What the exercise asks
Write the listing out again, all of it, word for word.

Data supplied
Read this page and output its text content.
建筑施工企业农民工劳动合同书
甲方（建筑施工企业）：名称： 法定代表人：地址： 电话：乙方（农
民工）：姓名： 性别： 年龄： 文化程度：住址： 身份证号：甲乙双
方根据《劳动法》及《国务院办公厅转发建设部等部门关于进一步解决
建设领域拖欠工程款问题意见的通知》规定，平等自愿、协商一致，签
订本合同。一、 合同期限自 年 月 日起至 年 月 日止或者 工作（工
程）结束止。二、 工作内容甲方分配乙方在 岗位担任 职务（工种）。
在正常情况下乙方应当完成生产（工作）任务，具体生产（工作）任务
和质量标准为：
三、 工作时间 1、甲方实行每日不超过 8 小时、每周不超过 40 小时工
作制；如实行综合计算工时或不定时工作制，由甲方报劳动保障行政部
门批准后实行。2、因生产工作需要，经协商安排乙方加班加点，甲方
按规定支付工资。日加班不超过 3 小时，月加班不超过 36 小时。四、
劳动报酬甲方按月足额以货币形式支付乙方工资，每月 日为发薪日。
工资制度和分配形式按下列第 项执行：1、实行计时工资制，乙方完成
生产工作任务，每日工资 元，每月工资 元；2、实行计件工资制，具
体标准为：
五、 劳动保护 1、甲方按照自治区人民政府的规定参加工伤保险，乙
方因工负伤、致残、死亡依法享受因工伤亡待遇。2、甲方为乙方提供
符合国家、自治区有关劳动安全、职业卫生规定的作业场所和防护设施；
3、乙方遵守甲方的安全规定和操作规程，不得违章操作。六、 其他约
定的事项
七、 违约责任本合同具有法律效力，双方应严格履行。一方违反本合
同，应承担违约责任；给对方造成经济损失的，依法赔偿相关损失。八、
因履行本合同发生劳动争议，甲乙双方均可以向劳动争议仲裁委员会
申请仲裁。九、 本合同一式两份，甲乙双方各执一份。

Response
Read this page and output its text content.
建筑施工企业农民工劳动合同书
甲方（建筑施工企业）：名称： 法定代表人：地址： 电话：乙方（农
民工）：姓名： 性别： 年龄： 文化程度：住址： 身份证号：甲乙双
方根据《劳动法》及《国务院办公厅转发建设部等部门关于进一步解决
建设领域拖欠工程款问题意见的通知》规定，平等自愿、协商一致，签
订本合同。一、 合同期限自 年 月 日起至 年 月 日止或者 工作（工
程）结束止。二、 工作内容甲方分配乙方在 岗位担任 职务（工种）。
在正常情况下乙方应当完成生产（工作）任务，具体生产（工作）任务
和质量标准为：
三、 工作时间 1、甲方实行每日不超过 8 小时、每周不超过 40 小时工
作制；如实行综合计算工时或不定时工作制，由甲方报劳动保障行政部
门批准后实行。2、因生产工作需要，经协商安排乙方加班加点，甲方
按规定支付工资。日加班不超过 3 小时，月加班不超过 36 小时。四、
劳动报酬甲方按月足额以货币形式支付乙方工资，每月 日为发薪日。
工资制度和分配形式按下列第 项执行：1、实行计时工资制，乙方完成
生产工作任务，每日工资 元，每月工资 元；2、实行计件工资制，具
体标准为：
五、 劳动保护 1、甲方按照自治区人民政府的规定参加工伤保险，乙
方因工负伤、致残、死亡依法享受因工伤亡待遇。2、甲方为乙方提供
符合国家、自治区有关劳动安全、职业卫生规定的作业场所和防护设施；
3、乙方遵守甲方的安全规定和操作规程，不得违章操作。六、 其他约
定的事项
七、 违约责任本合同具有法律效力，双方应严格履行。一方违反本合
同，应承担违约责任；给对方造成经济损失的，依法赔偿相关损失。八、
因履行本合同发生劳动争议，甲乙双方均可以向劳动争议仲裁委员会
申请仲裁。九、 本合同一式两份，甲乙双方各执一份。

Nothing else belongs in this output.